→ **Task set**:
a) In the forum thread on dado sets, copy the passage that begins at the words "Paul - sorry" and ends after the words "meet their specs.", preserving every character.
b) Answer these questions from the forum thread on dado sets:
(i) How did the first writer pay for the Craftsman dado set?
(ii) According to wapakfred, what do anti-kickback shoulders restrict if the cartridge fires?
(iii) From which seller did PatrickT get the DeWalt set?

→ **Reading text**:
[BEGIN]

I bought the Craftsman one that is identical to the Dewalt/Delta 7670 for my PCS. It cuts very clean and flat dadoes. I used points to buy it, so it was a great value, for me at least.


----------



## wapakfred (Jul 29, 2011)

> Are the sets that have anti-kickback shoulders an obstacle for Saw Stop?
> 
> - knotscott


They recommend you not use blades that have the anti kickback shoulders since it restricts the blade penetration into the cartridge shoe if it fires (or some other words like that). I'm pretty sure there is a more eloquent way to say that, but I'm having a brain fart at the moment.


----------



## knotscott (Feb 27, 2009)

> Are the sets that have anti-kickback shoulders an obstacle for Saw Stop?
> 
> - knotscott
> 
> ...


No worries…."brain fart" is a very elegant phrase! :-D


----------



## PatrickT (May 10, 2016)

I had a Freud set that I already owned and was using and ended up verifying the brake function when I didn't notice the nail in the scrap piece I was using.  ) I ended up getting the DeWalt set from Rockler and have been very impressed with it, especially for the price.

Paul - sorry to hear you trashed a nice dado set. I think you're probably right; it was just a bit to close to the brake and ended up triggering it. There's not a ton of clearance between the blade and brake so I could definitely see it happening. You could talk to SawStop, but they would most likely point out that you were using an oversized blade that didn't meet their specs.

[END]

→ **Listing**:
[BEGIN]

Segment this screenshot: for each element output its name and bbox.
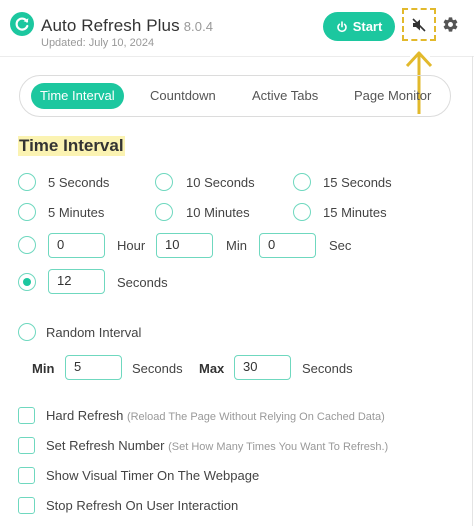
seconds-label: Seconds	[117, 275, 168, 290]
minute-label: Min	[226, 238, 247, 253]
app-version: 8.0.4	[183, 19, 214, 34]
preset-label: 10 Minutes	[186, 205, 250, 220]
tab-page-monitor[interactable]: Page Monitor	[354, 83, 431, 109]
random-max-input[interactable]: 30	[234, 355, 291, 380]
speaker-muted-icon	[412, 17, 426, 32]
hard-refresh-checkbox[interactable]	[18, 407, 35, 424]
second-label: Sec	[329, 238, 352, 253]
updated-date: Updated: July 10, 2024	[41, 37, 155, 49]
refresh-number-checkbox[interactable]	[18, 437, 35, 454]
preset-label: 15 Minutes	[323, 205, 387, 220]
random-min-unit: Seconds	[132, 361, 183, 376]
preset-label: 5 Seconds	[48, 175, 110, 190]
option-hint: (Set How Many Times You Want To Refresh.…	[168, 441, 389, 453]
header-divider	[0, 56, 410, 57]
header-divider	[430, 56, 474, 57]
radio-15-minutes[interactable]	[293, 203, 311, 221]
header: Auto Refresh Plus 8.0.4 Updated: July 10,…	[0, 0, 474, 56]
preset-label: 10 Seconds	[186, 175, 255, 190]
radio-10-minutes[interactable]	[155, 203, 173, 221]
app-title: Auto Refresh Plus 8.0.4	[41, 16, 213, 36]
radio-10-seconds[interactable]	[155, 173, 173, 191]
start-button[interactable]: Start	[323, 12, 395, 41]
option-label: Hard Refresh	[46, 408, 124, 423]
radio-5-minutes[interactable]	[18, 203, 36, 221]
option-label: Stop Refresh On User Interaction	[46, 498, 239, 513]
visual-timer-checkbox[interactable]	[18, 467, 35, 484]
option-label: Set Refresh Number	[46, 438, 165, 453]
hard-refresh-option: Hard Refresh (Reload The Page Without Re…	[46, 408, 385, 423]
radio-random-interval[interactable]	[18, 323, 36, 341]
random-max-label: Max	[199, 361, 225, 376]
seconds-input[interactable]: 12	[48, 269, 105, 294]
preset-label: 15 Seconds	[323, 175, 392, 190]
gear-icon[interactable]	[442, 16, 459, 33]
minute-input[interactable]: 10	[156, 233, 213, 258]
tab-time-interval[interactable]: Time Interval	[31, 83, 124, 109]
radio-seconds[interactable]	[18, 273, 36, 291]
stop-on-interaction-checkbox[interactable]	[18, 497, 35, 514]
hour-input[interactable]: 0	[48, 233, 105, 258]
refresh-number-option: Set Refresh Number (Set How Many Times Y…	[46, 438, 388, 453]
second-input[interactable]: 0	[259, 233, 316, 258]
random-min-input[interactable]: 5	[65, 355, 122, 380]
radio-custom-time[interactable]	[18, 236, 36, 254]
refresh-logo-icon	[10, 12, 34, 36]
start-label: Start	[352, 19, 383, 34]
preset-label: 5 Minutes	[48, 205, 105, 220]
radio-5-seconds[interactable]	[18, 173, 36, 191]
hour-label: Hour	[117, 238, 146, 253]
app-name: Auto Refresh Plus	[41, 16, 180, 35]
radio-15-seconds[interactable]	[293, 173, 311, 191]
tab-active-tabs[interactable]: Active Tabs	[252, 83, 318, 109]
tab-countdown[interactable]: Countdown	[150, 83, 216, 109]
power-icon	[336, 20, 347, 32]
mute-button[interactable]	[402, 8, 436, 41]
mode-tabs: Time Interval Countdown Active Tabs Page…	[19, 75, 451, 117]
option-hint: (Reload The Page Without Relying On Cach…	[126, 411, 385, 423]
random-max-unit: Seconds	[302, 361, 353, 376]
panel-border	[472, 56, 473, 526]
random-min-label: Min	[32, 361, 55, 376]
random-interval-label: Random Interval	[46, 325, 142, 340]
section-title: Time Interval	[18, 136, 125, 156]
option-label: Show Visual Timer On The Webpage	[46, 468, 260, 483]
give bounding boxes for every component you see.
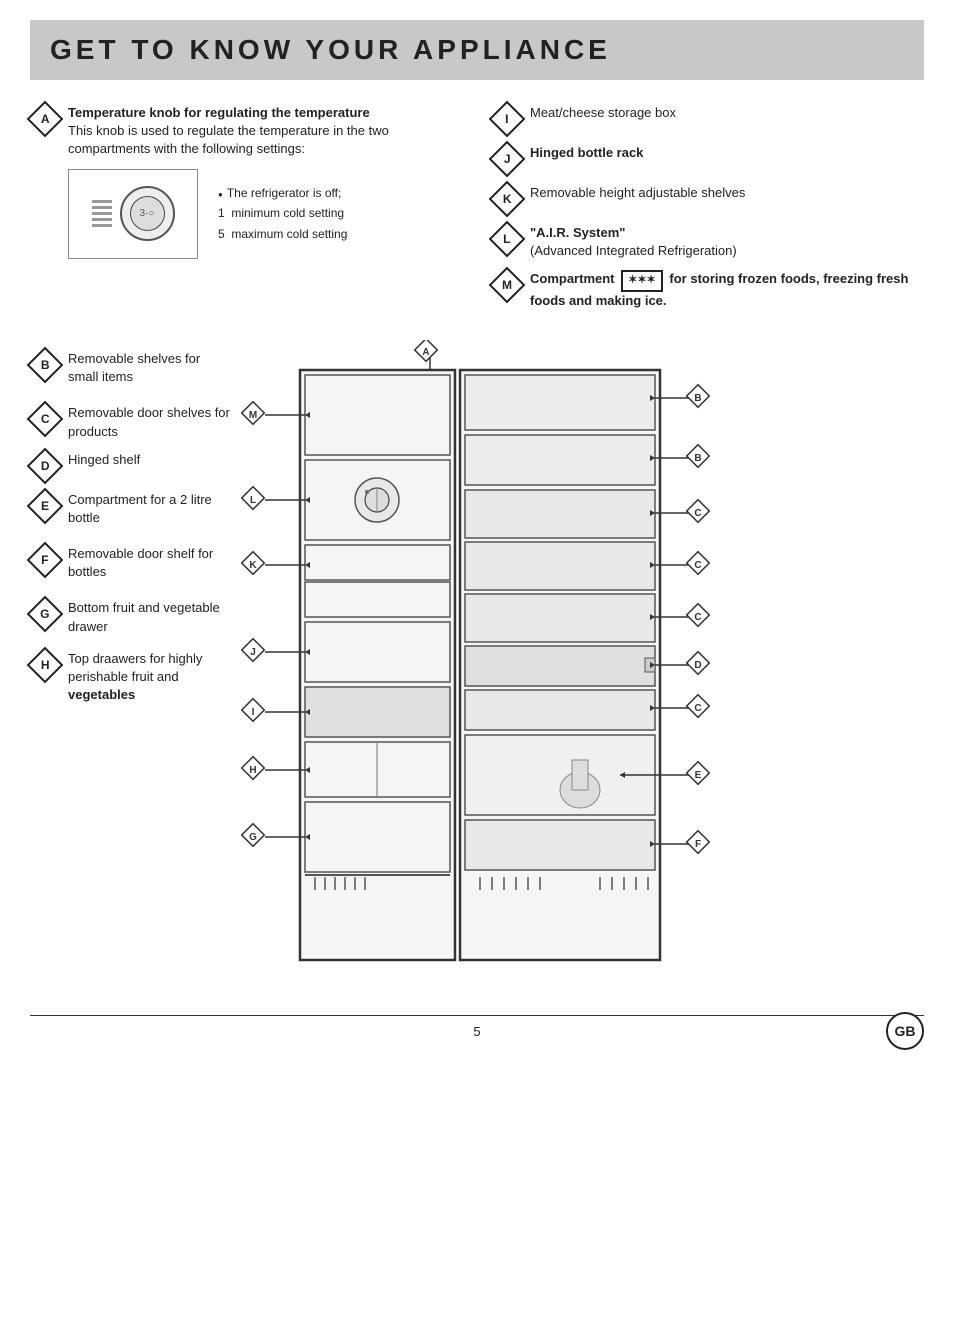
item-G-text: Bottom fruit and vegetable drawer	[68, 599, 230, 635]
badge-M: M	[492, 270, 522, 300]
knob-circle: 3·○	[120, 186, 175, 241]
svg-text:B: B	[694, 453, 701, 464]
item-E-row: E Compartment for a 2 litre bottle	[30, 491, 230, 527]
item-H-text: Top draawers for highly perishable fruit…	[68, 650, 230, 705]
item-L-row: L "A.I.R. System" (Advanced Integrated R…	[492, 224, 924, 260]
top-right-section: I Meat/cheese storage box J Hinged bottl…	[492, 104, 924, 320]
temp-item-3: 5 maximum cold setting	[218, 224, 347, 244]
item-C-text: Removable door shelves for products	[68, 404, 230, 440]
item-D-row: D Hinged shelf	[30, 451, 230, 481]
svg-text:J: J	[250, 647, 256, 658]
svg-text:H: H	[249, 765, 256, 776]
footer-bar: 5 GB	[30, 1015, 924, 1039]
item-A-bold: Temperature knob for regulating the temp…	[68, 105, 370, 120]
item-B-text: Removable shelves for small items	[68, 350, 230, 386]
item-J-text: Hinged bottle rack	[530, 144, 924, 162]
badge-L: L	[492, 224, 522, 254]
badge-J: J	[492, 144, 522, 174]
bottom-section: B Removable shelves for small items C Re…	[30, 340, 924, 995]
svg-text:B: B	[694, 393, 701, 404]
item-D-text: Hinged shelf	[68, 451, 230, 469]
page-number: 5	[473, 1024, 480, 1039]
item-G-row: G Bottom fruit and vegetable drawer	[30, 599, 230, 635]
badge-A: A	[30, 104, 60, 134]
item-I-row: I Meat/cheese storage box	[492, 104, 924, 134]
page-title: GET TO KNOW YOUR APPLIANCE	[50, 34, 904, 66]
item-F-text: Removable door shelf for bottles	[68, 545, 230, 581]
badge-F: F	[30, 545, 60, 575]
temp-item-1: The refrigerator is off;	[218, 183, 347, 203]
item-E-text: Compartment for a 2 litre bottle	[68, 491, 230, 527]
svg-text:L: L	[250, 495, 256, 506]
svg-text:K: K	[249, 560, 257, 571]
badge-B: B	[30, 350, 60, 380]
svg-text:A: A	[422, 347, 429, 358]
badge-D: D	[30, 451, 60, 481]
item-F-row: F Removable door shelf for bottles	[30, 545, 230, 581]
item-A-desc: This knob is used to regulate the temper…	[68, 123, 389, 156]
item-A-row: A Temperature knob for regulating the te…	[30, 104, 462, 159]
svg-text:C: C	[694, 703, 701, 714]
item-J-row: J Hinged bottle rack	[492, 144, 924, 174]
knob-box: 3·○	[68, 169, 198, 259]
item-C-row: C Removable door shelves for products	[30, 404, 230, 440]
temp-list: The refrigerator is off; 1 minimum cold …	[218, 183, 347, 244]
badge-I: I	[492, 104, 522, 134]
item-K-row: K Removable height adjustable shelves	[492, 184, 924, 214]
svg-text:C: C	[694, 612, 701, 623]
item-L-text: "A.I.R. System" (Advanced Integrated Ref…	[530, 224, 924, 260]
fridge-svg: A M L	[240, 340, 720, 990]
item-M-row: M Compartment ✶✶✶ for storing frozen foo…	[492, 270, 924, 310]
badge-E: E	[30, 491, 60, 521]
badge-H: H	[30, 650, 60, 680]
star-badge: ✶✶✶	[621, 270, 663, 291]
left-labels: B Removable shelves for small items C Re…	[30, 340, 230, 995]
badge-K: K	[492, 184, 522, 214]
item-I-text: Meat/cheese storage box	[530, 104, 924, 122]
badge-G: G	[30, 599, 60, 629]
item-K-text: Removable height adjustable shelves	[530, 184, 924, 202]
top-left-section: A Temperature knob for regulating the te…	[30, 104, 462, 320]
temp-section: 3·○ The refrigerator is off; 1 minimum c…	[68, 169, 462, 259]
svg-text:F: F	[695, 839, 701, 850]
svg-text:G: G	[249, 832, 257, 843]
page-header: GET TO KNOW YOUR APPLIANCE	[30, 20, 924, 80]
svg-text:M: M	[249, 410, 257, 421]
temp-item-2: 1 minimum cold setting	[218, 203, 347, 223]
temp-image: 3·○ The refrigerator is off; 1 minimum c…	[68, 169, 462, 259]
svg-text:C: C	[694, 508, 701, 519]
svg-text:C: C	[694, 560, 701, 571]
svg-text:D: D	[694, 660, 701, 671]
svg-text:E: E	[695, 770, 702, 781]
item-B-row: B Removable shelves for small items	[30, 350, 230, 386]
country-badge: GB	[886, 1012, 924, 1050]
fridge-diagram: A M L	[240, 340, 924, 995]
badge-C: C	[30, 404, 60, 434]
item-A-text: Temperature knob for regulating the temp…	[68, 104, 462, 159]
item-M-text: Compartment ✶✶✶ for storing frozen foods…	[530, 270, 924, 310]
svg-text:I: I	[252, 707, 255, 718]
knob-inner: 3·○	[130, 196, 165, 231]
item-H-row: H Top draawers for highly perishable fru…	[30, 650, 230, 705]
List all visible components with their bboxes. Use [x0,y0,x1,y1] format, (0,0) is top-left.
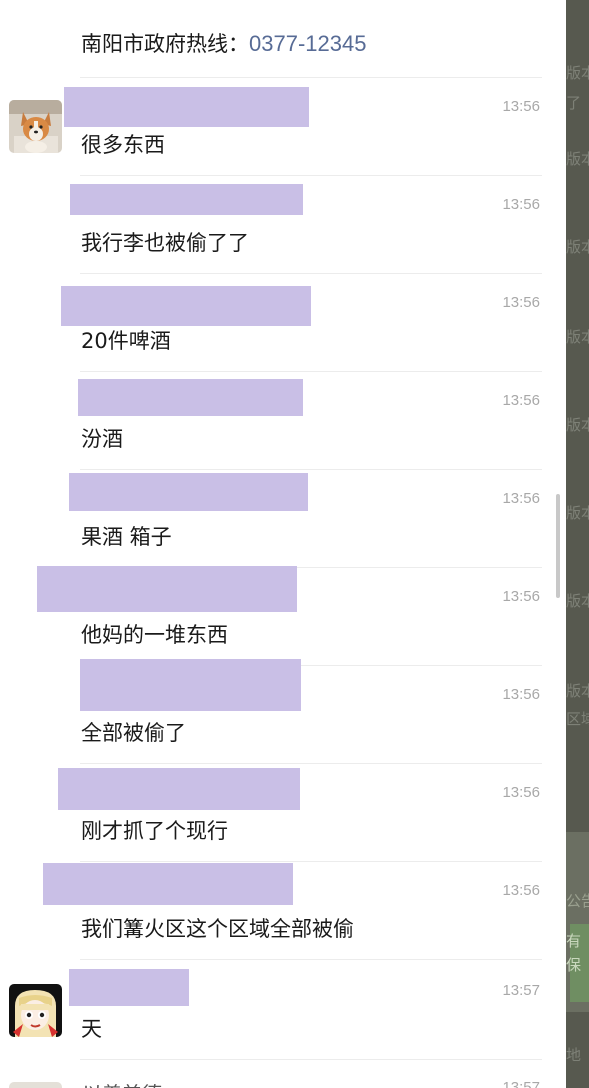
sender-name-redacted [69,969,189,1006]
sender-name-redacted [69,473,308,511]
hotline-phone-link[interactable]: 0377-12345 [249,31,366,56]
avatar-dog[interactable] [9,100,62,153]
chat-message-list: 南阳市政府热线：0377-12345 13:56 很多东西 13:56 我行李也… [0,0,566,1088]
avatar-partial[interactable] [9,1082,62,1088]
peek-text: 有 [566,932,582,950]
sender-name-redacted [80,659,301,711]
message-text: 我们篝火区这个区域全部被偷 [81,917,354,941]
message-text: 我行李也被偷了了 [81,231,249,255]
message-item[interactable]: 13:56 汾酒 [0,372,566,470]
peek-text: 版本 [566,592,589,610]
message-time: 13:57 [502,982,540,999]
peek-text: 版本 [566,238,589,256]
message-text: 天 [81,1017,102,1041]
sender-name-redacted [61,286,311,326]
message-time: 13:57 [502,1079,540,1088]
peek-text: 版本 [566,416,589,434]
sender-name: 以善美德 [82,1078,162,1088]
message-time: 13:56 [502,686,540,703]
sender-name-redacted [58,768,300,810]
scrollbar-thumb[interactable] [556,494,560,598]
message-time: 13:56 [502,490,540,507]
message-text: 全部被偷了 [81,721,186,745]
message-item[interactable]: 13:56 我们篝火区这个区域全部被偷 [0,862,566,960]
sender-name-redacted [43,863,293,905]
message-item[interactable]: 13:56 刚才抓了个现行 [0,764,566,862]
hotline-label: 南阳市政府热线： [81,32,249,56]
message-time: 13:56 [502,882,540,899]
message-item[interactable]: 13:56 全部被偷了 [0,659,566,764]
peek-text: 版本 [566,682,589,700]
message-time: 13:56 [502,294,540,311]
message-item[interactable]: 13:56 我行李也被偷了了 [0,176,566,274]
dog-avatar-icon [9,100,62,153]
message-item[interactable]: 13:56 20件啤酒 [0,274,566,372]
peek-text: 版本 [566,150,589,168]
message-time: 13:56 [502,392,540,409]
message-item[interactable]: 13:56 果酒 箱子 [0,470,566,568]
message-text: 他妈的一堆东西 [81,623,228,647]
message-text: 刚才抓了个现行 [81,819,228,843]
background-panel: 版本 了 版本 版本 版本 版本 版本 版本 版本 区域 公告 有 保 地 [566,0,589,1088]
message-time: 13:56 [502,588,540,605]
hotline-message: 南阳市政府热线：0377-12345 [81,28,366,58]
sender-name-redacted [70,184,303,215]
peek-text: 公告 [566,892,589,910]
message-text: 汾酒 [81,427,123,451]
message-item[interactable]: 以善美德 13:57 [0,1060,566,1088]
sender-name-redacted [78,379,303,416]
message-time: 13:56 [502,196,540,213]
anime-avatar-icon [9,984,62,1037]
message-item[interactable]: 13:57 天 [0,960,566,1060]
peek-text: 版本 [566,64,589,82]
peek-text: 版本 [566,328,589,346]
sender-name-redacted [64,87,309,127]
peek-text: 了 [566,94,582,112]
message-item[interactable]: 13:56 他妈的一堆东西 [0,566,566,666]
message-time: 13:56 [502,98,540,115]
message-time: 13:56 [502,784,540,801]
message-item[interactable]: 13:56 很多东西 [0,78,566,176]
peek-text: 区域 [566,710,589,728]
message-text: 很多东西 [81,133,165,157]
peek-text: 保 [566,956,582,974]
message-text: 果酒 箱子 [81,525,172,549]
message-text: 20件啤酒 [81,329,171,353]
sender-name-redacted [37,566,297,612]
peek-text: 版本 [566,504,589,522]
avatar-anime[interactable] [9,984,62,1037]
peek-text: 地 [566,1046,582,1064]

[END]

→ **Answers provided**:
a)
Paul - sorry to hear you trashed a nice dado set. I think you're probably right; it was just a bit to close to the brake and ended up triggering it. There's not a ton of clearance between the blade and brake so I could definitely see it happening. You could talk to SawStop, but they would most likely point out that you were using an oversized blade that didn't meet their specs.

b)
(i) With points.
(ii) The blade's penetration into the cartridge shoe.
(iii) Rockler.